Records from a data collection:
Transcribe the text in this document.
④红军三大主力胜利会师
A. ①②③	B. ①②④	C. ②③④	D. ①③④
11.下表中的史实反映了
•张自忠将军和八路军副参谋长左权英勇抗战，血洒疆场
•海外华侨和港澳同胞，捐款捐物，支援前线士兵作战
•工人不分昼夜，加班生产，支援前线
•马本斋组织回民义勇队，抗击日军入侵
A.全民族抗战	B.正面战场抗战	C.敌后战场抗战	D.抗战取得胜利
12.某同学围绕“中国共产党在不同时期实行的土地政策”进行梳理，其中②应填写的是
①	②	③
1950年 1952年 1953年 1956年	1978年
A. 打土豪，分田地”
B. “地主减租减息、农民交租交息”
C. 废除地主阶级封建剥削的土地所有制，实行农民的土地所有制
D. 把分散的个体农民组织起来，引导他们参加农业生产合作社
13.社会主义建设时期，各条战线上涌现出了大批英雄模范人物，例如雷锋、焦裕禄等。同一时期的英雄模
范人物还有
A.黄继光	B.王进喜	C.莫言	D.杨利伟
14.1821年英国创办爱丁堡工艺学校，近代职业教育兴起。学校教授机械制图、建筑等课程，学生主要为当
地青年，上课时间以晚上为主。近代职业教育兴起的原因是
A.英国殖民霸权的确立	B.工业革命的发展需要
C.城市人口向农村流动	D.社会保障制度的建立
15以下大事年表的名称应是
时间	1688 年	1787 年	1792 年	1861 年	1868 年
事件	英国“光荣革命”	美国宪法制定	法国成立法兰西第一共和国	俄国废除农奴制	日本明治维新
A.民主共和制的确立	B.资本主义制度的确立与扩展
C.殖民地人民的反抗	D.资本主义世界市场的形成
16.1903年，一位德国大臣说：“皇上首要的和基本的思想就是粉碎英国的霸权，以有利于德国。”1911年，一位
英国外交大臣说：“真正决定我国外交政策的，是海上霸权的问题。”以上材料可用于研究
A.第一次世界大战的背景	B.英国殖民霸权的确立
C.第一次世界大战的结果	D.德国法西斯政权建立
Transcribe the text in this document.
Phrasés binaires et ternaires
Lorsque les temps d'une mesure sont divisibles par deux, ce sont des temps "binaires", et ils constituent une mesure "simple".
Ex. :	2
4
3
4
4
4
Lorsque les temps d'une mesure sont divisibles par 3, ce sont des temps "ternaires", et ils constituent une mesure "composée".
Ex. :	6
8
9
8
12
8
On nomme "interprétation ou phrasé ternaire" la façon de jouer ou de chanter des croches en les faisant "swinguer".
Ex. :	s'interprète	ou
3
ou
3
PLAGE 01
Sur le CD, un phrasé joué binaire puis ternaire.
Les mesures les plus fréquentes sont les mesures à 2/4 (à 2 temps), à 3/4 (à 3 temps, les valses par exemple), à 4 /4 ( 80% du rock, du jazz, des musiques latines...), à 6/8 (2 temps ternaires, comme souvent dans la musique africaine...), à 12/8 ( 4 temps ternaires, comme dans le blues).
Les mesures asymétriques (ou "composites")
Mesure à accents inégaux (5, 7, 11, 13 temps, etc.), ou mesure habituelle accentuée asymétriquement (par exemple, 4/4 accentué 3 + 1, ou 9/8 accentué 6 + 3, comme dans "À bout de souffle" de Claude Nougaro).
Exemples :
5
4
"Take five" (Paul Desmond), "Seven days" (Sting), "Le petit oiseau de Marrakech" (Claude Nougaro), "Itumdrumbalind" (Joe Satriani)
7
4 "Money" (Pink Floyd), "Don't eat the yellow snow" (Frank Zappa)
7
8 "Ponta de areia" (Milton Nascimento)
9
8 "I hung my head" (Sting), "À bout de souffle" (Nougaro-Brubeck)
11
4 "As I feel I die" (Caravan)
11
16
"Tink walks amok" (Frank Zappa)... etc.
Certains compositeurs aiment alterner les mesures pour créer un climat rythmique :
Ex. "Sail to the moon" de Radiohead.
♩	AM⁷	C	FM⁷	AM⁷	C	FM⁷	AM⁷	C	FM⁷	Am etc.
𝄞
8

What the task asks: Return, from the data, each line that has the word "英国殖民霸权的确立" in it.

Solution to this exercise:
A.英国殖民霸权的确立	B.工业革命的发展需要
A.第一次世界大战的背景	B.英国殖民霸权的确立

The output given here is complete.